▸ What is asked: Repeat the entries below exactly as they appear, with no pictures.

══════════════════════════════

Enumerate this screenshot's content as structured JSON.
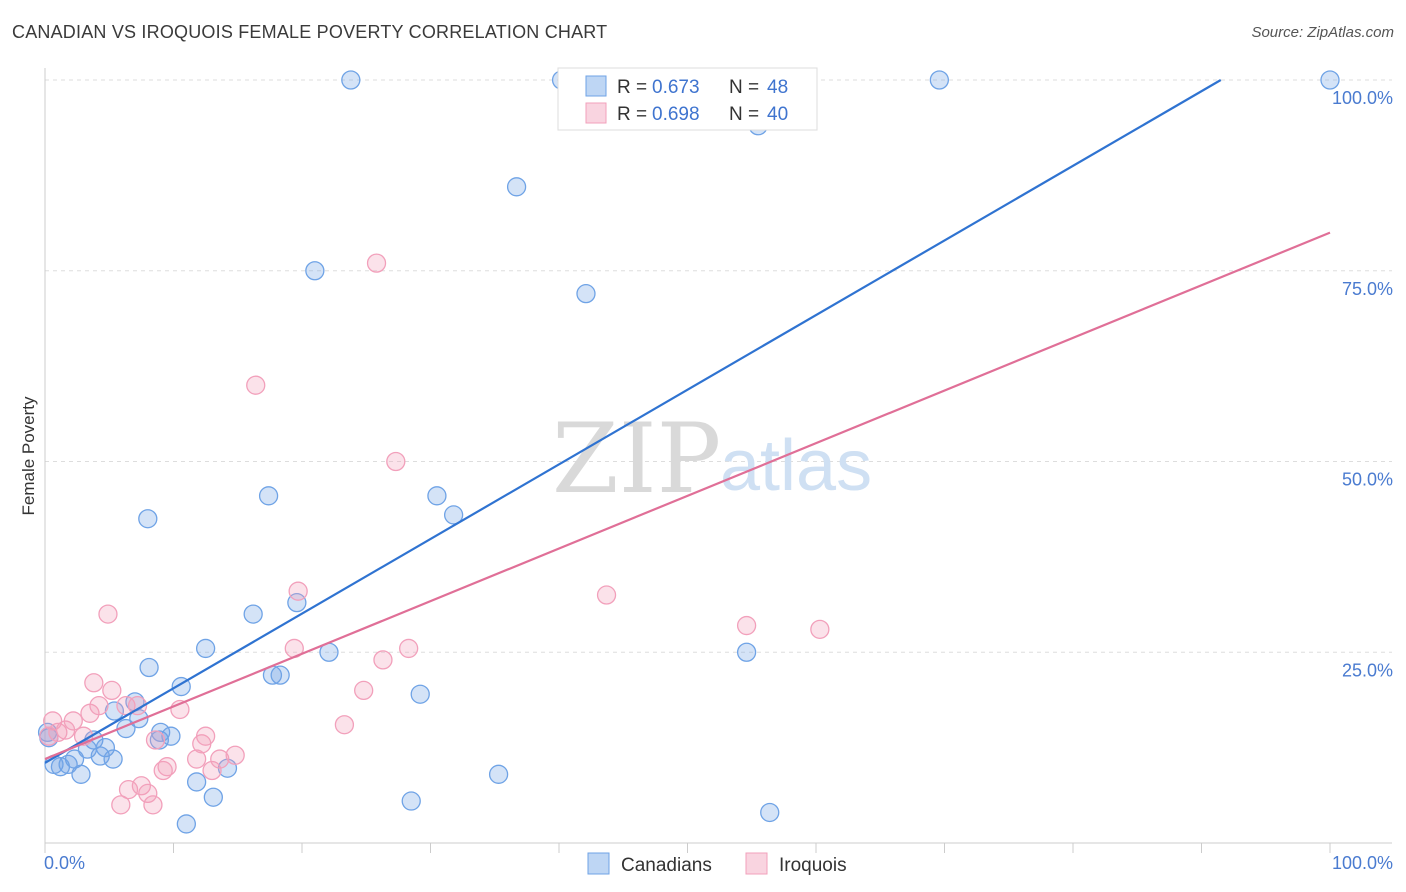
{
  "title": "CANADIAN VS IROQUOIS FEMALE POVERTY CORRELATION CHART",
  "source": "Source: ZipAtlas.com",
  "colors": {
    "canadians": "#6fa3e6",
    "iroquois": "#f2a0bb",
    "canadians_line": "#2f73d1",
    "iroquois_line": "#e06f97",
    "grid": "#dddddd"
  },
  "chart_data": {
    "type": "scatter",
    "xlabel": "",
    "ylabel": "Female Poverty",
    "xlim": [
      0,
      100
    ],
    "ylim": [
      0,
      100
    ],
    "x_tick_labels": [
      "0.0%",
      "100.0%"
    ],
    "y_ticks": [
      25,
      50,
      75,
      100
    ],
    "y_tick_labels": [
      "25.0%",
      "50.0%",
      "75.0%",
      "100.0%"
    ],
    "grid": "dashed horizontal",
    "legend": {
      "placement": "top-center",
      "entries": [
        {
          "r_label": "R =",
          "r_value": "0.673",
          "n_label": "N =",
          "n_value": "48"
        },
        {
          "r_label": "R =",
          "r_value": "0.698",
          "n_label": "N =",
          "n_value": "40"
        }
      ]
    },
    "bottom_legend": [
      "Canadians",
      "Iroquois"
    ],
    "watermark": {
      "zip": "ZIP",
      "atlas": "atlas"
    },
    "series": [
      {
        "name": "Canadians",
        "points": [
          [
            0.3,
            13.8
          ],
          [
            0.7,
            10.3
          ],
          [
            1.2,
            10.0
          ],
          [
            1.8,
            10.3
          ],
          [
            2.3,
            11.0
          ],
          [
            2.8,
            9.0
          ],
          [
            3.3,
            12.3
          ],
          [
            3.8,
            13.5
          ],
          [
            4.3,
            11.4
          ],
          [
            4.7,
            12.5
          ],
          [
            5.3,
            11.0
          ],
          [
            5.4,
            17.3
          ],
          [
            6.3,
            15.0
          ],
          [
            7.0,
            18.5
          ],
          [
            7.3,
            16.3
          ],
          [
            8.1,
            23.0
          ],
          [
            8.9,
            13.5
          ],
          [
            9.0,
            14.5
          ],
          [
            9.8,
            14.0
          ],
          [
            10.6,
            20.5
          ],
          [
            11.0,
            2.5
          ],
          [
            11.8,
            8.0
          ],
          [
            12.5,
            25.5
          ],
          [
            13.1,
            6.0
          ],
          [
            14.2,
            9.8
          ],
          [
            16.2,
            30.0
          ],
          [
            17.4,
            45.5
          ],
          [
            17.7,
            22.0
          ],
          [
            18.3,
            22.0
          ],
          [
            19.6,
            31.5
          ],
          [
            21.0,
            75.0
          ],
          [
            22.1,
            25.0
          ],
          [
            8.0,
            42.5
          ],
          [
            23.8,
            100.0
          ],
          [
            28.5,
            5.5
          ],
          [
            29.2,
            19.5
          ],
          [
            30.5,
            45.5
          ],
          [
            31.8,
            43.0
          ],
          [
            35.3,
            9.0
          ],
          [
            36.7,
            86.0
          ],
          [
            40.2,
            100.0
          ],
          [
            42.1,
            72.0
          ],
          [
            54.6,
            25.0
          ],
          [
            55.5,
            94.0
          ],
          [
            56.4,
            4.0
          ],
          [
            69.6,
            100.0
          ],
          [
            100.0,
            100.0
          ],
          [
            0.2,
            14.5
          ]
        ]
      },
      {
        "name": "Iroquois",
        "points": [
          [
            0.3,
            14.0
          ],
          [
            0.6,
            16.0
          ],
          [
            1.0,
            14.5
          ],
          [
            1.6,
            14.8
          ],
          [
            2.2,
            16.0
          ],
          [
            3.0,
            14.0
          ],
          [
            3.5,
            17.0
          ],
          [
            3.8,
            21.0
          ],
          [
            4.2,
            18.0
          ],
          [
            4.9,
            30.0
          ],
          [
            5.2,
            20.0
          ],
          [
            5.9,
            5.0
          ],
          [
            6.3,
            18.0
          ],
          [
            6.5,
            7.0
          ],
          [
            7.2,
            18.0
          ],
          [
            7.5,
            7.5
          ],
          [
            8.0,
            6.5
          ],
          [
            8.4,
            5.0
          ],
          [
            8.6,
            13.5
          ],
          [
            9.2,
            9.5
          ],
          [
            9.5,
            10.0
          ],
          [
            10.5,
            17.5
          ],
          [
            11.8,
            11.0
          ],
          [
            12.2,
            13.0
          ],
          [
            12.5,
            14.0
          ],
          [
            13.0,
            9.5
          ],
          [
            13.6,
            11.0
          ],
          [
            14.8,
            11.5
          ],
          [
            16.4,
            60.0
          ],
          [
            19.4,
            25.5
          ],
          [
            19.7,
            33.0
          ],
          [
            23.3,
            15.5
          ],
          [
            24.8,
            20.0
          ],
          [
            25.8,
            76.0
          ],
          [
            26.3,
            24.0
          ],
          [
            27.3,
            50.0
          ],
          [
            28.3,
            25.5
          ],
          [
            43.7,
            32.5
          ],
          [
            54.6,
            28.5
          ],
          [
            60.3,
            28.0
          ]
        ]
      }
    ],
    "trend_lines": [
      {
        "name": "Canadians",
        "x": [
          0,
          91.5
        ],
        "y": [
          10.5,
          100
        ]
      },
      {
        "name": "Iroquois",
        "x": [
          0,
          100
        ],
        "y": [
          11.0,
          80.0
        ]
      }
    ]
  }
}
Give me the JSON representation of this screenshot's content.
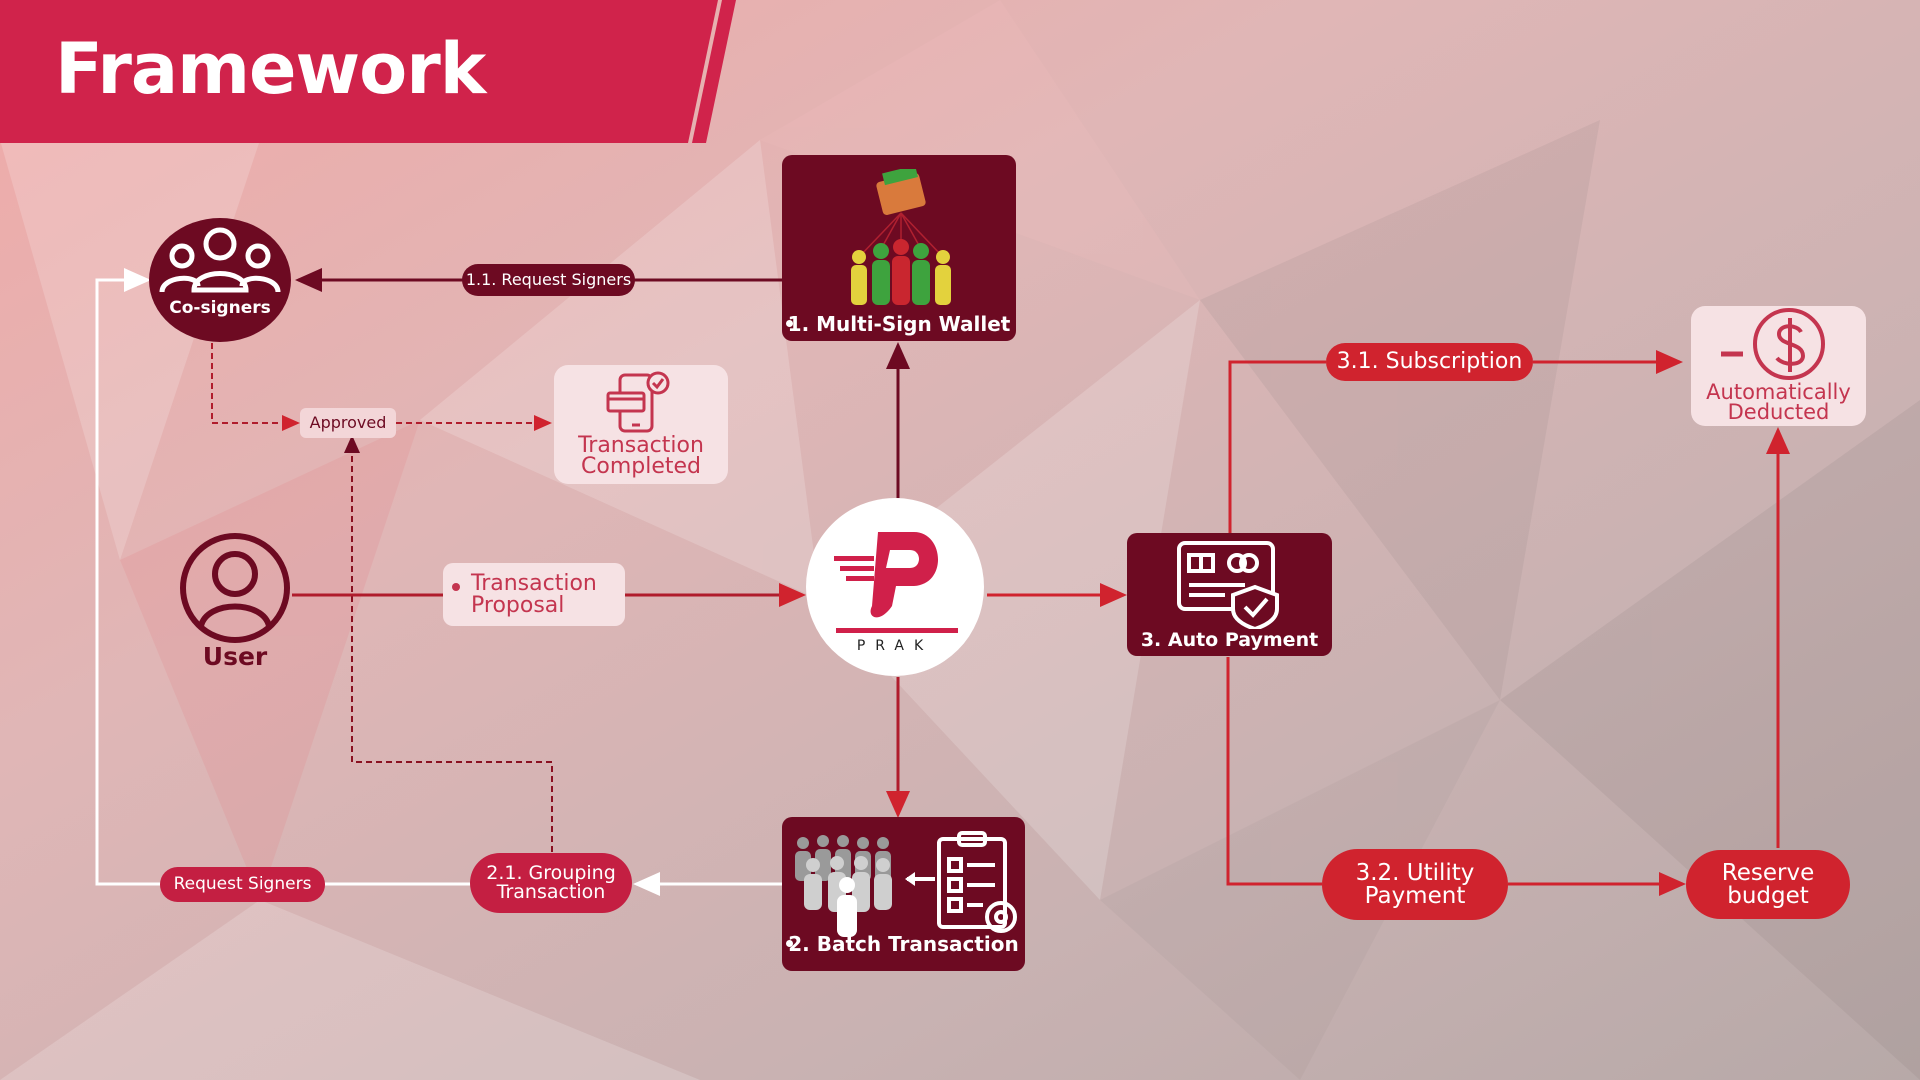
{
  "slide": {
    "title": "Framework"
  },
  "colors": {
    "maroon": "#6d0a22",
    "red": "#d0232e",
    "brand": "#d0204a",
    "light_box": "#f6e2e4"
  },
  "nodes": {
    "cosigners": {
      "label": "Co-signers",
      "icon": "group-icon"
    },
    "user": {
      "label": "User",
      "icon": "user-icon"
    },
    "prak": {
      "label": "PRAK",
      "icon": "prak-logo"
    },
    "multisig": {
      "label": "1. Multi-Sign Wallet",
      "icon": "wallet-people-icon"
    },
    "batch": {
      "label": "2. Batch Transaction",
      "icon": "crowd-checklist-icon"
    },
    "autopay": {
      "label": "3. Auto Payment",
      "icon": "card-shield-icon"
    },
    "tx_completed": {
      "line1": "Transaction",
      "line2": "Completed",
      "icon": "phone-check-icon"
    },
    "auto_deducted": {
      "line1": "Automatically",
      "line2": "Deducted",
      "icon": "minus-dollar-icon"
    }
  },
  "labels": {
    "request_signers_1": "1.1. Request Signers",
    "approved": "Approved",
    "transaction_proposal_1": "Transaction",
    "transaction_proposal_2": "Proposal",
    "grouping_1": "2.1. Grouping",
    "grouping_2": "Transaction",
    "request_signers_2": "Request Signers",
    "subscription": "3.1. Subscription",
    "utility_1": "3.2. Utility",
    "utility_2": "Payment",
    "reserve_1": "Reserve",
    "reserve_2": "budget"
  }
}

══════════════════════════════

▸ Answer below:
Enumerate this screenshot's content as structured JSON.
{
  "title": "CANADIAN VS IROQUOIS FEMALE POVERTY CORRELATION CHART",
  "source": "Source: ZipAtlas.com",
  "colors": {
    "canadians": "#6fa3e6",
    "iroquois": "#f2a0bb",
    "canadians_line": "#2f73d1",
    "iroquois_line": "#e06f97",
    "grid": "#dddddd"
  },
  "chart_data": {
    "type": "scatter",
    "xlabel": "",
    "ylabel": "Female Poverty",
    "xlim": [
      0,
      100
    ],
    "ylim": [
      0,
      100
    ],
    "x_tick_labels": [
      "0.0%",
      "100.0%"
    ],
    "y_ticks": [
      25,
      50,
      75,
      100
    ],
    "y_tick_labels": [
      "25.0%",
      "50.0%",
      "75.0%",
      "100.0%"
    ],
    "grid": "dashed horizontal",
    "legend": {
      "placement": "top-center",
      "entries": [
        {
          "r_label": "R =",
          "r_value": "0.673",
          "n_label": "N =",
          "n_value": "48"
        },
        {
          "r_label": "R =",
          "r_value": "0.698",
          "n_label": "N =",
          "n_value": "40"
        }
      ]
    },
    "bottom_legend": [
      "Canadians",
      "Iroquois"
    ],
    "watermark": {
      "zip": "ZIP",
      "atlas": "atlas"
    },
    "series": [
      {
        "name": "Canadians",
        "points": [
          [
            0.3,
            13.8
          ],
          [
            0.7,
            10.3
          ],
          [
            1.2,
            10.0
          ],
          [
            1.8,
            10.3
          ],
          [
            2.3,
            11.0
          ],
          [
            2.8,
            9.0
          ],
          [
            3.3,
            12.3
          ],
          [
            3.8,
            13.5
          ],
          [
            4.3,
            11.4
          ],
          [
            4.7,
            12.5
          ],
          [
            5.3,
            11.0
          ],
          [
            5.4,
            17.3
          ],
          [
            6.3,
            15.0
          ],
          [
            7.0,
            18.5
          ],
          [
            7.3,
            16.3
          ],
          [
            8.1,
            23.0
          ],
          [
            8.9,
            13.5
          ],
          [
            9.0,
            14.5
          ],
          [
            9.8,
            14.0
          ],
          [
            10.6,
            20.5
          ],
          [
            11.0,
            2.5
          ],
          [
            11.8,
            8.0
          ],
          [
            12.5,
            25.5
          ],
          [
            13.1,
            6.0
          ],
          [
            14.2,
            9.8
          ],
          [
            16.2,
            30.0
          ],
          [
            17.4,
            45.5
          ],
          [
            17.7,
            22.0
          ],
          [
            18.3,
            22.0
          ],
          [
            19.6,
            31.5
          ],
          [
            21.0,
            75.0
          ],
          [
            22.1,
            25.0
          ],
          [
            8.0,
            42.5
          ],
          [
            23.8,
            100.0
          ],
          [
            28.5,
            5.5
          ],
          [
            29.2,
            19.5
          ],
          [
            30.5,
            45.5
          ],
          [
            31.8,
            43.0
          ],
          [
            35.3,
            9.0
          ],
          [
            36.7,
            86.0
          ],
          [
            40.2,
            100.0
          ],
          [
            42.1,
            72.0
          ],
          [
            54.6,
            25.0
          ],
          [
            55.5,
            94.0
          ],
          [
            56.4,
            4.0
          ],
          [
            69.6,
            100.0
          ],
          [
            100.0,
            100.0
          ],
          [
            0.2,
            14.5
          ]
        ]
      },
      {
        "name": "Iroquois",
        "points": [
          [
            0.3,
            14.0
          ],
          [
            0.6,
            16.0
          ],
          [
            1.0,
            14.5
          ],
          [
            1.6,
            14.8
          ],
          [
            2.2,
            16.0
          ],
          [
            3.0,
            14.0
          ],
          [
            3.5,
            17.0
          ],
          [
            3.8,
            21.0
          ],
          [
            4.2,
            18.0
          ],
          [
            4.9,
            30.0
          ],
          [
            5.2,
            20.0
          ],
          [
            5.9,
            5.0
          ],
          [
            6.3,
            18.0
          ],
          [
            6.5,
            7.0
          ],
          [
            7.2,
            18.0
          ],
          [
            7.5,
            7.5
          ],
          [
            8.0,
            6.5
          ],
          [
            8.4,
            5.0
          ],
          [
            8.6,
            13.5
          ],
          [
            9.2,
            9.5
          ],
          [
            9.5,
            10.0
          ],
          [
            10.5,
            17.5
          ],
          [
            11.8,
            11.0
          ],
          [
            12.2,
            13.0
          ],
          [
            12.5,
            14.0
          ],
          [
            13.0,
            9.5
          ],
          [
            13.6,
            11.0
          ],
          [
            14.8,
            11.5
          ],
          [
            16.4,
            60.0
          ],
          [
            19.4,
            25.5
          ],
          [
            19.7,
            33.0
          ],
          [
            23.3,
            15.5
          ],
          [
            24.8,
            20.0
          ],
          [
            25.8,
            76.0
          ],
          [
            26.3,
            24.0
          ],
          [
            27.3,
            50.0
          ],
          [
            28.3,
            25.5
          ],
          [
            43.7,
            32.5
          ],
          [
            54.6,
            28.5
          ],
          [
            60.3,
            28.0
          ]
        ]
      }
    ],
    "trend_lines": [
      {
        "name": "Canadians",
        "x": [
          0,
          91.5
        ],
        "y": [
          10.5,
          100
        ]
      },
      {
        "name": "Iroquois",
        "x": [
          0,
          100
        ],
        "y": [
          11.0,
          80.0
        ]
      }
    ]
  }
}
Give me the JSON representation of this screenshot's content.
{
  "slide": {
    "title": "Framework"
  },
  "colors": {
    "maroon": "#6d0a22",
    "red": "#d0232e",
    "brand": "#d0204a",
    "light_box": "#f6e2e4"
  },
  "nodes": {
    "cosigners": {
      "label": "Co-signers",
      "icon": "group-icon"
    },
    "user": {
      "label": "User",
      "icon": "user-icon"
    },
    "prak": {
      "label": "PRAK",
      "icon": "prak-logo"
    },
    "multisig": {
      "label": "1. Multi-Sign Wallet",
      "icon": "wallet-people-icon"
    },
    "batch": {
      "label": "2. Batch Transaction",
      "icon": "crowd-checklist-icon"
    },
    "autopay": {
      "label": "3. Auto Payment",
      "icon": "card-shield-icon"
    },
    "tx_completed": {
      "line1": "Transaction",
      "line2": "Completed",
      "icon": "phone-check-icon"
    },
    "auto_deducted": {
      "line1": "Automatically",
      "line2": "Deducted",
      "icon": "minus-dollar-icon"
    }
  },
  "labels": {
    "request_signers_1": "1.1. Request Signers",
    "approved": "Approved",
    "transaction_proposal_1": "Transaction",
    "transaction_proposal_2": "Proposal",
    "grouping_1": "2.1. Grouping",
    "grouping_2": "Transaction",
    "request_signers_2": "Request Signers",
    "subscription": "3.1. Subscription",
    "utility_1": "3.2. Utility",
    "utility_2": "Payment",
    "reserve_1": "Reserve",
    "reserve_2": "budget"
  }
}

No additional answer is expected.